Print the entries that appear below, exactly as written and without their pictures.
BEGIN
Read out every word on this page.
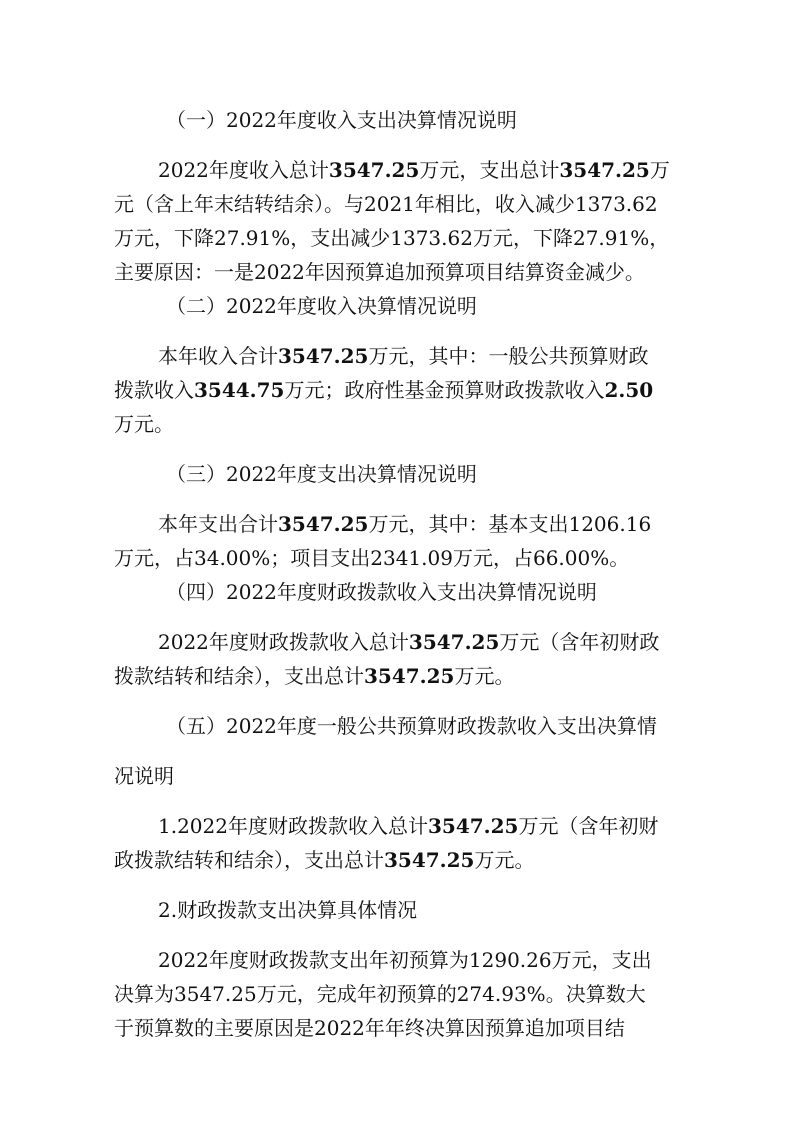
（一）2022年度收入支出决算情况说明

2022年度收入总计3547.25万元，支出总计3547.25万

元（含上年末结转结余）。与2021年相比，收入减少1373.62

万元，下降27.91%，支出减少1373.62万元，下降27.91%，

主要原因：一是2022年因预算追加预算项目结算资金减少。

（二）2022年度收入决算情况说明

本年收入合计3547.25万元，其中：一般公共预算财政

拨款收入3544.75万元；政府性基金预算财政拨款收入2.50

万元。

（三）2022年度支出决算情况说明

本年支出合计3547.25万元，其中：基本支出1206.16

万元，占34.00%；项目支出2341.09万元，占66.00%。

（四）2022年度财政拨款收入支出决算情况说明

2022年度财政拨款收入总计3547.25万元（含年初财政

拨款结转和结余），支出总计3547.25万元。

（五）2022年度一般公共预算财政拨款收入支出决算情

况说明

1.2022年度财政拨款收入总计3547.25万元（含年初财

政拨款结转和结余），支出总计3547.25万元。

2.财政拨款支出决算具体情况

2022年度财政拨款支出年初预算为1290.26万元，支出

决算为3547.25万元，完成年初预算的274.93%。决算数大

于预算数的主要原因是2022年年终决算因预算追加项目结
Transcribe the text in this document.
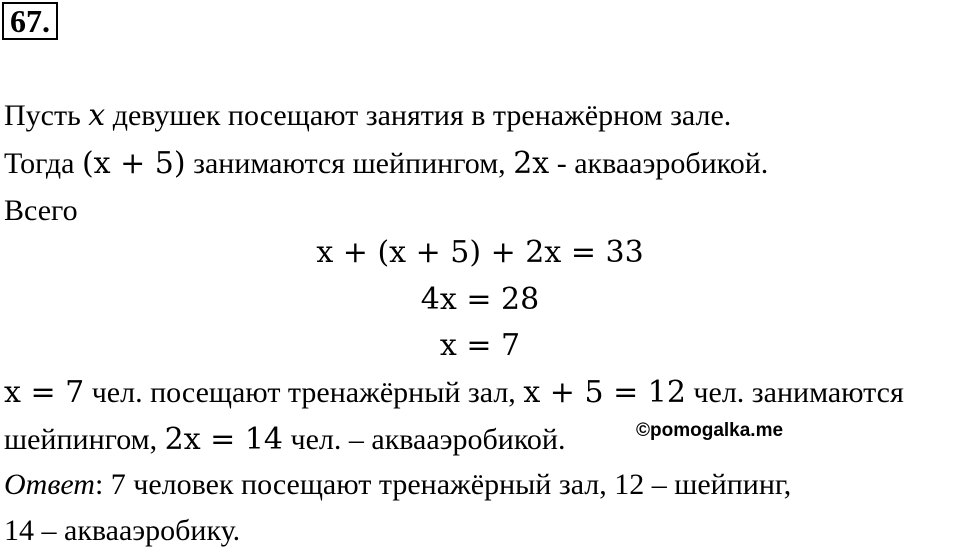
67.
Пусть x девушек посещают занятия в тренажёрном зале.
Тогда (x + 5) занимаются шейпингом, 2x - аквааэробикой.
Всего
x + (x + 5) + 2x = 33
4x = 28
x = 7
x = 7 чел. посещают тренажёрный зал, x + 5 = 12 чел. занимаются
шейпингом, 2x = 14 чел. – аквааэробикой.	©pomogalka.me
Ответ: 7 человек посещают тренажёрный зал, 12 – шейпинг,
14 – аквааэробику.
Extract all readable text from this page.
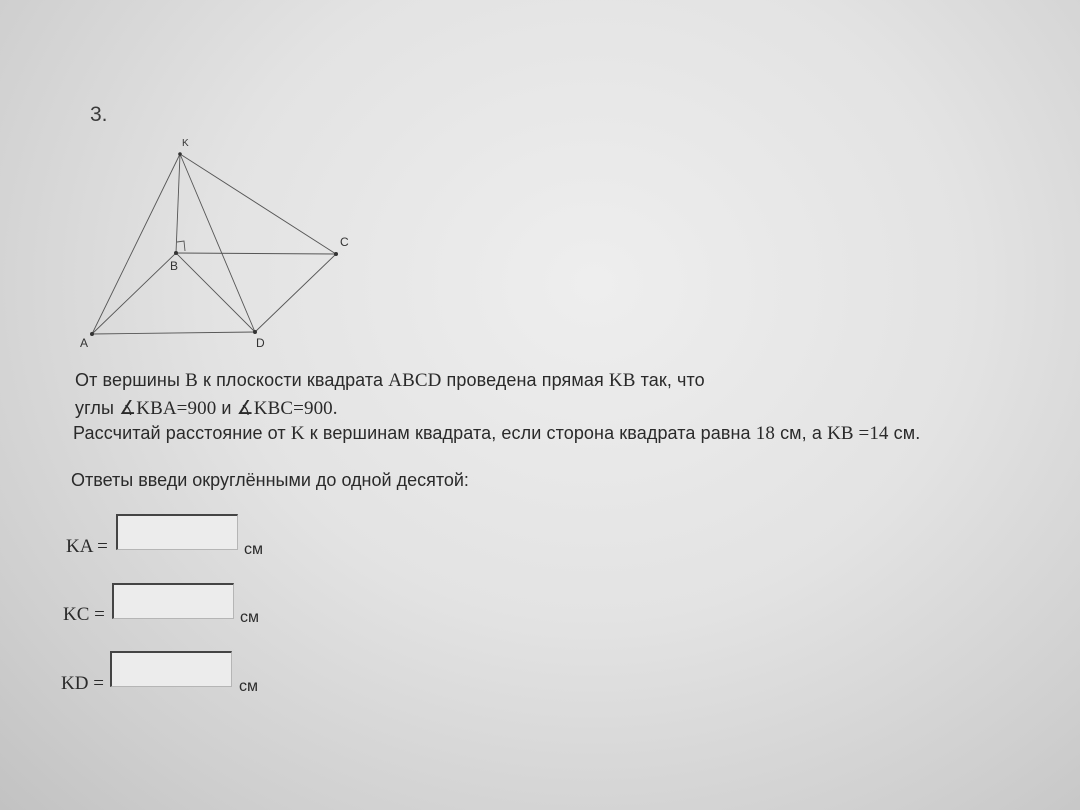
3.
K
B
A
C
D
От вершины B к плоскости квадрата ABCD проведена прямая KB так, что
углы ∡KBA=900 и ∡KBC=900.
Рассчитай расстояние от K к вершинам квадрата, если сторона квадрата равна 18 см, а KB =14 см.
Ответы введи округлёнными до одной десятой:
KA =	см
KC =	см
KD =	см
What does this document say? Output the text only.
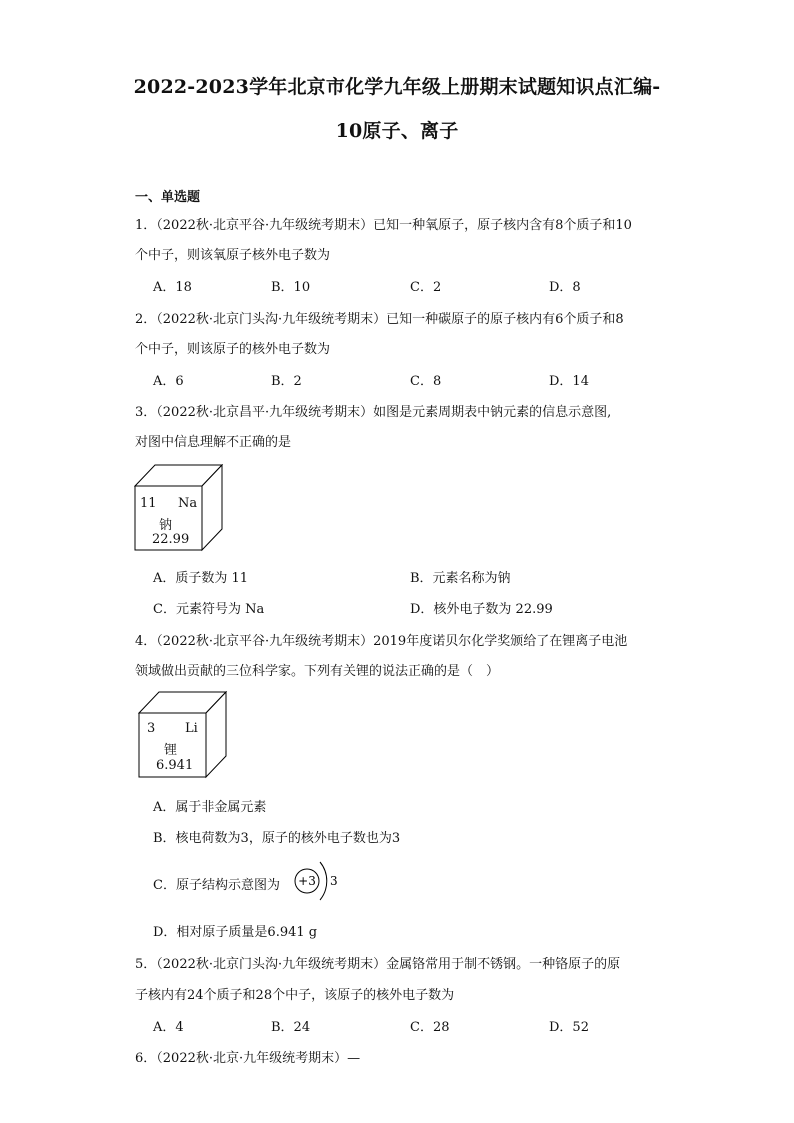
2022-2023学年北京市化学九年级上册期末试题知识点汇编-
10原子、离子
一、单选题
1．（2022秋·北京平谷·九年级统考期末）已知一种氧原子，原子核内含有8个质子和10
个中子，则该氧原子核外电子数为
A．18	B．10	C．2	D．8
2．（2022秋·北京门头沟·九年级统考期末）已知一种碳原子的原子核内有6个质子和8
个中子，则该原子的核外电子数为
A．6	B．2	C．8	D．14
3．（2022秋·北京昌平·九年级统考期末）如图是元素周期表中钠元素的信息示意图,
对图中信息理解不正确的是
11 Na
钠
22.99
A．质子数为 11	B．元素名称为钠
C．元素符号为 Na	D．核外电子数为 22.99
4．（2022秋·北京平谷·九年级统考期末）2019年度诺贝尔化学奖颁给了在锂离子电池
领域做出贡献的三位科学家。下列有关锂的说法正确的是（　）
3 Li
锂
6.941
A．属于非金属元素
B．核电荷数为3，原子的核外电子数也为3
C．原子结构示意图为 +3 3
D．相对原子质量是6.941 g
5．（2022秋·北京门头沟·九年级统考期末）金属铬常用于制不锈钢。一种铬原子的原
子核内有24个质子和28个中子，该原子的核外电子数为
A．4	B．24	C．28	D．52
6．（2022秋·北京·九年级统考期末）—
END
● Response to the exercise
Read out every word on this page.
（一）2022年度收入支出决算情况说明

2022年度收入总计3547.25万元，支出总计3547.25万

元（含上年末结转结余）。与2021年相比，收入减少1373.62

万元，下降27.91%，支出减少1373.62万元，下降27.91%，

主要原因：一是2022年因预算追加预算项目结算资金减少。

（二）2022年度收入决算情况说明

本年收入合计3547.25万元，其中：一般公共预算财政

拨款收入3544.75万元；政府性基金预算财政拨款收入2.50

万元。

（三）2022年度支出决算情况说明

本年支出合计3547.25万元，其中：基本支出1206.16

万元，占34.00%；项目支出2341.09万元，占66.00%。

（四）2022年度财政拨款收入支出决算情况说明

2022年度财政拨款收入总计3547.25万元（含年初财政

拨款结转和结余），支出总计3547.25万元。

（五）2022年度一般公共预算财政拨款收入支出决算情

况说明

1.2022年度财政拨款收入总计3547.25万元（含年初财

政拨款结转和结余），支出总计3547.25万元。

2.财政拨款支出决算具体情况

2022年度财政拨款支出年初预算为1290.26万元，支出

决算为3547.25万元，完成年初预算的274.93%。决算数大

于预算数的主要原因是2022年年终决算因预算追加项目结
Transcribe the text in this document.
67.
Пусть x девушек посещают занятия в тренажёрном зале.
Тогда (x + 5) занимаются шейпингом, 2x - аквааэробикой.
Всего
x + (x + 5) + 2x = 33
4x = 28
x = 7
x = 7 чел. посещают тренажёрный зал, x + 5 = 12 чел. занимаются
шейпингом, 2x = 14 чел. – аквааэробикой.	©pomogalka.me
Ответ: 7 человек посещают тренажёрный зал, 12 – шейпинг,
14 – аквааэробику.
Extract all readable text from this page.
3.
K
B
A
C
D
От вершины B к плоскости квадрата ABCD проведена прямая KB так, что
углы ∡KBA=900 и ∡KBC=900.
Рассчитай расстояние от K к вершинам квадрата, если сторона квадрата равна 18 см, а KB =14 см.
Ответы введи округлёнными до одной десятой:
KA =	см
KC =	см
KD =	см
What does this document say? Output the text only.
2022-2023学年北京市化学九年级上册期末试题知识点汇编-
10原子、离子
一、单选题
1．（2022秋·北京平谷·九年级统考期末）已知一种氧原子，原子核内含有8个质子和10
个中子，则该氧原子核外电子数为
A．18	B．10	C．2	D．8
2．（2022秋·北京门头沟·九年级统考期末）已知一种碳原子的原子核内有6个质子和8
个中子，则该原子的核外电子数为
A．6	B．2	C．8	D．14
3．（2022秋·北京昌平·九年级统考期末）如图是元素周期表中钠元素的信息示意图,
对图中信息理解不正确的是
11 Na
钠
22.99
A．质子数为 11	B．元素名称为钠
C．元素符号为 Na	D．核外电子数为 22.99
4．（2022秋·北京平谷·九年级统考期末）2019年度诺贝尔化学奖颁给了在锂离子电池
领域做出贡献的三位科学家。下列有关锂的说法正确的是（　）
3 Li
锂
6.941
A．属于非金属元素
B．核电荷数为3，原子的核外电子数也为3
C．原子结构示意图为 +3 3
D．相对原子质量是6.941 g
5．（2022秋·北京门头沟·九年级统考期末）金属铬常用于制不锈钢。一种铬原子的原
子核内有24个质子和28个中子，该原子的核外电子数为
A．4	B．24	C．28	D．52
6．（2022秋·北京·九年级统考期末）—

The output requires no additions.